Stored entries

↓↓↓

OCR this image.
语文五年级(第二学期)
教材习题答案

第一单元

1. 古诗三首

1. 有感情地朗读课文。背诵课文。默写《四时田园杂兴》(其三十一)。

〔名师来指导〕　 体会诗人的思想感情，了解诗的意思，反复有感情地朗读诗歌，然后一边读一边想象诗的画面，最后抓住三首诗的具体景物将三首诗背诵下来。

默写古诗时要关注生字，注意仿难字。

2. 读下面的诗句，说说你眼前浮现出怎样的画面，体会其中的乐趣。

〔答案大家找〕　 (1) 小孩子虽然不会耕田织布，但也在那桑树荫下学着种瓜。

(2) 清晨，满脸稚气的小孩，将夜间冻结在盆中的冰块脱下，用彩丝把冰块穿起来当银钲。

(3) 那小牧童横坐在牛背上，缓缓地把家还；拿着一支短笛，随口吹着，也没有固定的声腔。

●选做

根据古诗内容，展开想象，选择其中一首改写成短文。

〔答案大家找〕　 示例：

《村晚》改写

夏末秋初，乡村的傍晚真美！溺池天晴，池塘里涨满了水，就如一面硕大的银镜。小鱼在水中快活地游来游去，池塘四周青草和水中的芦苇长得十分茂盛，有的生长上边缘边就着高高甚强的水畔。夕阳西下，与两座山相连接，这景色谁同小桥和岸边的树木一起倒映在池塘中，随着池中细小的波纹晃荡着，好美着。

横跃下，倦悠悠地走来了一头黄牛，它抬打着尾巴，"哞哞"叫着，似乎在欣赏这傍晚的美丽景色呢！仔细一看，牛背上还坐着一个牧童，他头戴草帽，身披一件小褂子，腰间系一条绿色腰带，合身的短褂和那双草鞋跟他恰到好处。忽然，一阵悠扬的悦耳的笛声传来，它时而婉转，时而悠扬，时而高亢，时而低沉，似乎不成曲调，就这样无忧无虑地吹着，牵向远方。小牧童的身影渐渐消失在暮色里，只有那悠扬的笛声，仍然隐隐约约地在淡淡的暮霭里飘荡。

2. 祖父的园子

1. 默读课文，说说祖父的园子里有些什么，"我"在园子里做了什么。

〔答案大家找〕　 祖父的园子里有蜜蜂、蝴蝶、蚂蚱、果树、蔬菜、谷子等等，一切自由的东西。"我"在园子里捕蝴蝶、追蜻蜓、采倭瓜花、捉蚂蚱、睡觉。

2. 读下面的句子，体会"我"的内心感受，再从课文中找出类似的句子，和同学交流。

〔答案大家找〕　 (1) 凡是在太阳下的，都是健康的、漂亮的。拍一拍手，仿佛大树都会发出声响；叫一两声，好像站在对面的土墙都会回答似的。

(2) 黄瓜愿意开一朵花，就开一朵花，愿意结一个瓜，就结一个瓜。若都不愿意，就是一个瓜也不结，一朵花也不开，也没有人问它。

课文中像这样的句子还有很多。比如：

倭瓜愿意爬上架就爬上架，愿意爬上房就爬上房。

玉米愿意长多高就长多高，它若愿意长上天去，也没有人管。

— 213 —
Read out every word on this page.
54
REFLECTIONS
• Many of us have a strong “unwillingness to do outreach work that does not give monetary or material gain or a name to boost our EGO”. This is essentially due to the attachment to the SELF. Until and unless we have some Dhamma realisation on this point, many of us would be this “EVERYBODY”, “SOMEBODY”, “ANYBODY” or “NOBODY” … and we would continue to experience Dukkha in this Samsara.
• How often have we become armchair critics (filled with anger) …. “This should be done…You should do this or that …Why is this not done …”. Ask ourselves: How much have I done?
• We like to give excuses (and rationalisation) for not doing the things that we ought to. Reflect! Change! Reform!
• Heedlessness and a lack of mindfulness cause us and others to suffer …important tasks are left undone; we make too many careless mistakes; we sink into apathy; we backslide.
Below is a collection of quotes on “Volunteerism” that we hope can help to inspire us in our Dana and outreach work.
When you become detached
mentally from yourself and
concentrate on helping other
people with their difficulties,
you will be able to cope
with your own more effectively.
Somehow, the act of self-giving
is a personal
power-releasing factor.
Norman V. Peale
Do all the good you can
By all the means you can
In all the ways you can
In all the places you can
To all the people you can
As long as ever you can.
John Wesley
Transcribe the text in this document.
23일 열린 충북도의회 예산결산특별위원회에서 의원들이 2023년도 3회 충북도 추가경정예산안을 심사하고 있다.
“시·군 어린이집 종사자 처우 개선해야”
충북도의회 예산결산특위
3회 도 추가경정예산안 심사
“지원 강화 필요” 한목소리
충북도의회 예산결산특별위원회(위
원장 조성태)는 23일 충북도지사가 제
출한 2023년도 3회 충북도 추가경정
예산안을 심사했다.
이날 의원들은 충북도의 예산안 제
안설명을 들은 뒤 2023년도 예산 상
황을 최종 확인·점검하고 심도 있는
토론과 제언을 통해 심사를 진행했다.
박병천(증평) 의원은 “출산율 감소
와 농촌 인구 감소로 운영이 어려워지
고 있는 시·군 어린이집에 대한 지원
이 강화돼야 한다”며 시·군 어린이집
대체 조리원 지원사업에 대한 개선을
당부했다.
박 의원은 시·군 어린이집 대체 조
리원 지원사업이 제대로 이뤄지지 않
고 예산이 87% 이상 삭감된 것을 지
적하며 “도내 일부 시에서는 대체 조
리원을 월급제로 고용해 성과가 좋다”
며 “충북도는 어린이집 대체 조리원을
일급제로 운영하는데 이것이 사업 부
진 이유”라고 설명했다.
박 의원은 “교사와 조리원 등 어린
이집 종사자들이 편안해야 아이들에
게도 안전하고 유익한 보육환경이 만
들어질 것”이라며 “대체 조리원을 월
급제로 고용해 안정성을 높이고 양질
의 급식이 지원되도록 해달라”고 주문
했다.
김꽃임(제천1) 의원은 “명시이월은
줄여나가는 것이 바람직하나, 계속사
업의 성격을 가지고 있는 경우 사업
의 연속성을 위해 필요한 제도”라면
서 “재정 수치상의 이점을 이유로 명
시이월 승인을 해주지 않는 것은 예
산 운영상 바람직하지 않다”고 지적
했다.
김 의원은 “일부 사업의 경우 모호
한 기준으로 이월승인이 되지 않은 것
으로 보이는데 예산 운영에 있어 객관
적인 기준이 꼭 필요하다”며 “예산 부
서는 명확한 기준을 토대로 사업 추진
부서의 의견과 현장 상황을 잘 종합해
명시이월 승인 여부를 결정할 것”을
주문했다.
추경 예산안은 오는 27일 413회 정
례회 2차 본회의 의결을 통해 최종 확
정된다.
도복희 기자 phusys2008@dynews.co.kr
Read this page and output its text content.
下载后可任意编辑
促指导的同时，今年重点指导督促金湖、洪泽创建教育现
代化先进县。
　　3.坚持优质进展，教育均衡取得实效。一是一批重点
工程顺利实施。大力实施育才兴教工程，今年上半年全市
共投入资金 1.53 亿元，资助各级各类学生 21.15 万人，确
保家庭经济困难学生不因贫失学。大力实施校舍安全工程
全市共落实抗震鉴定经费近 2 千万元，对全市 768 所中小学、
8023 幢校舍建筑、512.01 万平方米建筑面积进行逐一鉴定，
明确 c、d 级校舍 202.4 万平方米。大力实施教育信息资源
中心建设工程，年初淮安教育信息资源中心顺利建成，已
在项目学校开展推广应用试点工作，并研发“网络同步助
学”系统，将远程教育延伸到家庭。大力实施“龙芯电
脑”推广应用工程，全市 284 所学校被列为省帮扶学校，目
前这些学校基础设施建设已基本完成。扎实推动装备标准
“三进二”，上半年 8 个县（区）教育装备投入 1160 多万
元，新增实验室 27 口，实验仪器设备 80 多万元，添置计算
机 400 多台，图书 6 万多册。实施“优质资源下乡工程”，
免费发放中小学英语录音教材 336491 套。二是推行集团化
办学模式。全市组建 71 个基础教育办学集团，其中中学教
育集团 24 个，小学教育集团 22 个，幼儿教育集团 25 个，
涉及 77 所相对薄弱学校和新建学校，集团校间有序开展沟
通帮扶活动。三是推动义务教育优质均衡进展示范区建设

↑↑↑

▶ **OBJECTIVE**:
Would you give again, word for word, every line from the one with "Read this page and output its text content." through the final line of the listing above?

▶ **TASK ANSWER**:
Read this page and output its text content.
下载后可任意编辑
促指导的同时，今年重点指导督促金湖、洪泽创建教育现
代化先进县。
　　3.坚持优质进展，教育均衡取得实效。一是一批重点
工程顺利实施。大力实施育才兴教工程，今年上半年全市
共投入资金 1.53 亿元，资助各级各类学生 21.15 万人，确
保家庭经济困难学生不因贫失学。大力实施校舍安全工程
全市共落实抗震鉴定经费近 2 千万元，对全市 768 所中小学、
8023 幢校舍建筑、512.01 万平方米建筑面积进行逐一鉴定，
明确 c、d 级校舍 202.4 万平方米。大力实施教育信息资源
中心建设工程，年初淮安教育信息资源中心顺利建成，已
在项目学校开展推广应用试点工作，并研发“网络同步助
学”系统，将远程教育延伸到家庭。大力实施“龙芯电
脑”推广应用工程，全市 284 所学校被列为省帮扶学校，目
前这些学校基础设施建设已基本完成。扎实推动装备标准
“三进二”，上半年 8 个县（区）教育装备投入 1160 多万
元，新增实验室 27 口，实验仪器设备 80 多万元，添置计算
机 400 多台，图书 6 万多册。实施“优质资源下乡工程”，
免费发放中小学英语录音教材 336491 套。二是推行集团化
办学模式。全市组建 71 个基础教育办学集团，其中中学教
育集团 24 个，小学教育集团 22 个，幼儿教育集团 25 个，
涉及 77 所相对薄弱学校和新建学校，集团校间有序开展沟
通帮扶活动。三是推动义务教育优质均衡进展示范区建设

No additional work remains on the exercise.